─── Recorded data ───

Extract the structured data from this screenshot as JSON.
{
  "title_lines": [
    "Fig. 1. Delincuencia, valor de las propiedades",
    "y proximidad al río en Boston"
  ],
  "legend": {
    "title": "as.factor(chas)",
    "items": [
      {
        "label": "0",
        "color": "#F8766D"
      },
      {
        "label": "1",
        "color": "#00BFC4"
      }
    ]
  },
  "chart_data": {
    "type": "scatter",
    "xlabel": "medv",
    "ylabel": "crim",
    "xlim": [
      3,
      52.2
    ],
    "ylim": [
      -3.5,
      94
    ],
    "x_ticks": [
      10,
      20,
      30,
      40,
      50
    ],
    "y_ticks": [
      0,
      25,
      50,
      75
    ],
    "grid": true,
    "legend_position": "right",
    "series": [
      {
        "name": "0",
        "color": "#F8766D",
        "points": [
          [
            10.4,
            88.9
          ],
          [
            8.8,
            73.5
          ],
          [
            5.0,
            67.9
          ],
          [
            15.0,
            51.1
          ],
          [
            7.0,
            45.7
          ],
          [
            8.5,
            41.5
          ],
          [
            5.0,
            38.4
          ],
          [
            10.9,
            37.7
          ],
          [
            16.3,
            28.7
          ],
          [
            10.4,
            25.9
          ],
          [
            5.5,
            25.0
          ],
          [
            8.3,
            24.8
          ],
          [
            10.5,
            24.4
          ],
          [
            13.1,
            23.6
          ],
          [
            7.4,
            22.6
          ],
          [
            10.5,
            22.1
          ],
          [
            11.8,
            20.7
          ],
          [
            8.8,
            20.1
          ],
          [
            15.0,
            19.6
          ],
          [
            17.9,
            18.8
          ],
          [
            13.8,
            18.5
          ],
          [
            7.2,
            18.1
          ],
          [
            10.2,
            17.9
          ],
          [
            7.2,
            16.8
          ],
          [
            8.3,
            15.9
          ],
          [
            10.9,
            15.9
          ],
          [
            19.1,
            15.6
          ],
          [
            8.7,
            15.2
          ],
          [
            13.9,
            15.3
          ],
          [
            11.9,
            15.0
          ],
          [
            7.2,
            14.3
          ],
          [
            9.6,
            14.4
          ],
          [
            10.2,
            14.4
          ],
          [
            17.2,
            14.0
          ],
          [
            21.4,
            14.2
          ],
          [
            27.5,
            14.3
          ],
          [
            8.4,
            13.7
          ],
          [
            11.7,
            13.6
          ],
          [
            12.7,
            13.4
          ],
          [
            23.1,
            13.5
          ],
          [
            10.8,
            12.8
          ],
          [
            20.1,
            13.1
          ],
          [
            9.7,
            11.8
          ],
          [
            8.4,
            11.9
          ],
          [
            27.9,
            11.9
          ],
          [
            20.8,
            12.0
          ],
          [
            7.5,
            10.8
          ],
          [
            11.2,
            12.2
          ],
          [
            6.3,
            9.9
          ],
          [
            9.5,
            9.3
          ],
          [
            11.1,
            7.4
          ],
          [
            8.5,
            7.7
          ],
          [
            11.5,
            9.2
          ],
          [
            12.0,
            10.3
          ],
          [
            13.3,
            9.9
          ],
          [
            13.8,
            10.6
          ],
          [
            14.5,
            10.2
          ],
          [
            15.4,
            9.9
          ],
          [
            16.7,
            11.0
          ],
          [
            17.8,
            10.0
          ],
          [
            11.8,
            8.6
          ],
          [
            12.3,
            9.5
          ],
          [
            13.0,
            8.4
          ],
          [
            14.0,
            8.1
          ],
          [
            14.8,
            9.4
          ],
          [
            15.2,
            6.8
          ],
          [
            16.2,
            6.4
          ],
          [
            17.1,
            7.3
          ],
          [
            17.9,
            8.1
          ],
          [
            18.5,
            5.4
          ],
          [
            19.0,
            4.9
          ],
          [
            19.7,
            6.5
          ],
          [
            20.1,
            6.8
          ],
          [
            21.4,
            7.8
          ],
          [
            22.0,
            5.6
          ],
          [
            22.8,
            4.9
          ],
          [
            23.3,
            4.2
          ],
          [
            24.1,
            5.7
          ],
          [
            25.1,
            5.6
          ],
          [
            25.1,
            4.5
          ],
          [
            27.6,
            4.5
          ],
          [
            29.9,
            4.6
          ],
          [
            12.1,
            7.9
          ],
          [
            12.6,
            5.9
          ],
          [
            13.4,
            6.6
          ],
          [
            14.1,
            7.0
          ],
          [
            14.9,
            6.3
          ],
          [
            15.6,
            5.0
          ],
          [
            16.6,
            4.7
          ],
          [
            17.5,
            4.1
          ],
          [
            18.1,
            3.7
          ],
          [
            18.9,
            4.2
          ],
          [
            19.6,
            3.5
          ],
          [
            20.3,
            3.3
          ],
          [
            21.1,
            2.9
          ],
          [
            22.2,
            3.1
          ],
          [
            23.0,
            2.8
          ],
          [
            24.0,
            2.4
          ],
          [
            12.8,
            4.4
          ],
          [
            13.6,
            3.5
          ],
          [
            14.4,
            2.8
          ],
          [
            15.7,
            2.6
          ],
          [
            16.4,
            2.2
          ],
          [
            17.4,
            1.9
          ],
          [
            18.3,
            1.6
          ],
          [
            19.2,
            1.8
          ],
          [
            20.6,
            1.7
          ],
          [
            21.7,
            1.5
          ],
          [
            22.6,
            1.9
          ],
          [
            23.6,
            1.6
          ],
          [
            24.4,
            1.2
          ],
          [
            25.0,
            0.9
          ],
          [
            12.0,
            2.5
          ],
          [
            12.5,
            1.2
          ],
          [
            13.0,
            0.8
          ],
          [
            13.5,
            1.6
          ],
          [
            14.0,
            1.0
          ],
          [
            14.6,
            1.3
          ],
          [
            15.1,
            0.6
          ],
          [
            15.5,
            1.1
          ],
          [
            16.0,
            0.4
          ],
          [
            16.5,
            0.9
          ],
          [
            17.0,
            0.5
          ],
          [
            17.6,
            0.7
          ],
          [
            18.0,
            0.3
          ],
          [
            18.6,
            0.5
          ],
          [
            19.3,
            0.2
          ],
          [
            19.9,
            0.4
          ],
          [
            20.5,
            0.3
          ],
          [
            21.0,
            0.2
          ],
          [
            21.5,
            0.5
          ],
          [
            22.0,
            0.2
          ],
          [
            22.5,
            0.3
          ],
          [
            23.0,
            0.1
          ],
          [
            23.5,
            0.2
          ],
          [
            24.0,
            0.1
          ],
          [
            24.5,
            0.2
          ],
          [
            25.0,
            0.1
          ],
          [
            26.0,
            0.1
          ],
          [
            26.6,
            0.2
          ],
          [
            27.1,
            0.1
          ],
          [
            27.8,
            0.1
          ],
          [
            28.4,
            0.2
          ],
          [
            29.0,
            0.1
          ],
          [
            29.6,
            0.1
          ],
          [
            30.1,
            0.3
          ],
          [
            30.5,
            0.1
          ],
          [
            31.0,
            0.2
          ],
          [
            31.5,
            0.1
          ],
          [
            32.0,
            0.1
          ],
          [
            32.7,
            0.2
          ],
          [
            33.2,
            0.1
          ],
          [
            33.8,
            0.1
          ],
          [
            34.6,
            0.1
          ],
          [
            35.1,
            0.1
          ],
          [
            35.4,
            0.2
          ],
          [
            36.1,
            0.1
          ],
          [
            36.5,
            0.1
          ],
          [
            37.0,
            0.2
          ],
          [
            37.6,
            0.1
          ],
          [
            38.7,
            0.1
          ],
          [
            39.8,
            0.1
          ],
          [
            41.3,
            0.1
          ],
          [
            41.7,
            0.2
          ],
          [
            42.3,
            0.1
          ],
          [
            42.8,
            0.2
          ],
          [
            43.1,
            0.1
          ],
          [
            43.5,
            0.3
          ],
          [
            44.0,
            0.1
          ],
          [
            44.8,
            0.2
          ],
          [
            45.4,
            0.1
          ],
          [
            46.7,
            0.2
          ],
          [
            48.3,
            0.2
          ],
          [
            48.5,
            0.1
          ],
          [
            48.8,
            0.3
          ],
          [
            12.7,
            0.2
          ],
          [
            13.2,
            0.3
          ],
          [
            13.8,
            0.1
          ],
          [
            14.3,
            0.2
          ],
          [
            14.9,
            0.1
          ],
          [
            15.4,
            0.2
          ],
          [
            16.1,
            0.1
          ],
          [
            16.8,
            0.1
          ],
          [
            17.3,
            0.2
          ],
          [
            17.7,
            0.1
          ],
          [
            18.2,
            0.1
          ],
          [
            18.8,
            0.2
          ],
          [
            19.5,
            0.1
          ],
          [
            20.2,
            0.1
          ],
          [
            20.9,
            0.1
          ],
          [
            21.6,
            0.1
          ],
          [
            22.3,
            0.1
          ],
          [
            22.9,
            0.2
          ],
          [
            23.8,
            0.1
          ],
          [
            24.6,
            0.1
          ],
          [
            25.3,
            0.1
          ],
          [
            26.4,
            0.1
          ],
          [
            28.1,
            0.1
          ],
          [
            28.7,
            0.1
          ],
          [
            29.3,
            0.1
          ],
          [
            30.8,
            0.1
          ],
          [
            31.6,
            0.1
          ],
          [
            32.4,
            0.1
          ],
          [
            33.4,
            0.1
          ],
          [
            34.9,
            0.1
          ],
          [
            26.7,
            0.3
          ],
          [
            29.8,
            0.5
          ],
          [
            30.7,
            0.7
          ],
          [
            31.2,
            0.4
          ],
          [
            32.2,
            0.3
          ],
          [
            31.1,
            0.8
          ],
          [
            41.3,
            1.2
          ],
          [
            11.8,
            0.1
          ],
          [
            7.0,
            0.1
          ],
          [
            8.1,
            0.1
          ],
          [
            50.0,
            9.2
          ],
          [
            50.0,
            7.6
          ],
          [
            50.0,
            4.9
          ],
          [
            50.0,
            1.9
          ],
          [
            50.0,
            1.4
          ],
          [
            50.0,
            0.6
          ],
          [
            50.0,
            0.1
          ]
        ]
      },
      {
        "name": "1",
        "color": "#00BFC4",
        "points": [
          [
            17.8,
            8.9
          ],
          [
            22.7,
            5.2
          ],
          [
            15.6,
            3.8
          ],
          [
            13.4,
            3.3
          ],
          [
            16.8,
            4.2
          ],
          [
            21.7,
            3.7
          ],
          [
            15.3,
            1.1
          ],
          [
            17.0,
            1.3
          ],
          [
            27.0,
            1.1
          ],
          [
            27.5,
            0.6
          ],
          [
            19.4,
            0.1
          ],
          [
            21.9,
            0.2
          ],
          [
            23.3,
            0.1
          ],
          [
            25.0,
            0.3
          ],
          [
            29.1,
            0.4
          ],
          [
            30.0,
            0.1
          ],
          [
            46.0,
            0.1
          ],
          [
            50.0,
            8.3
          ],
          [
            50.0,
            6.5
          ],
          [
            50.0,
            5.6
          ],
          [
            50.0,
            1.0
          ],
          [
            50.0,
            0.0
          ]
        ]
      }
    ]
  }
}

───

» **Instructions for the task**
Each line in the entries above that includes the string "color" should be extracted.

» **Solution for this exercise**
        "color": "#F8766D"
        "color": "#00BFC4"
        "color": "#F8766D",
        "color": "#00BFC4",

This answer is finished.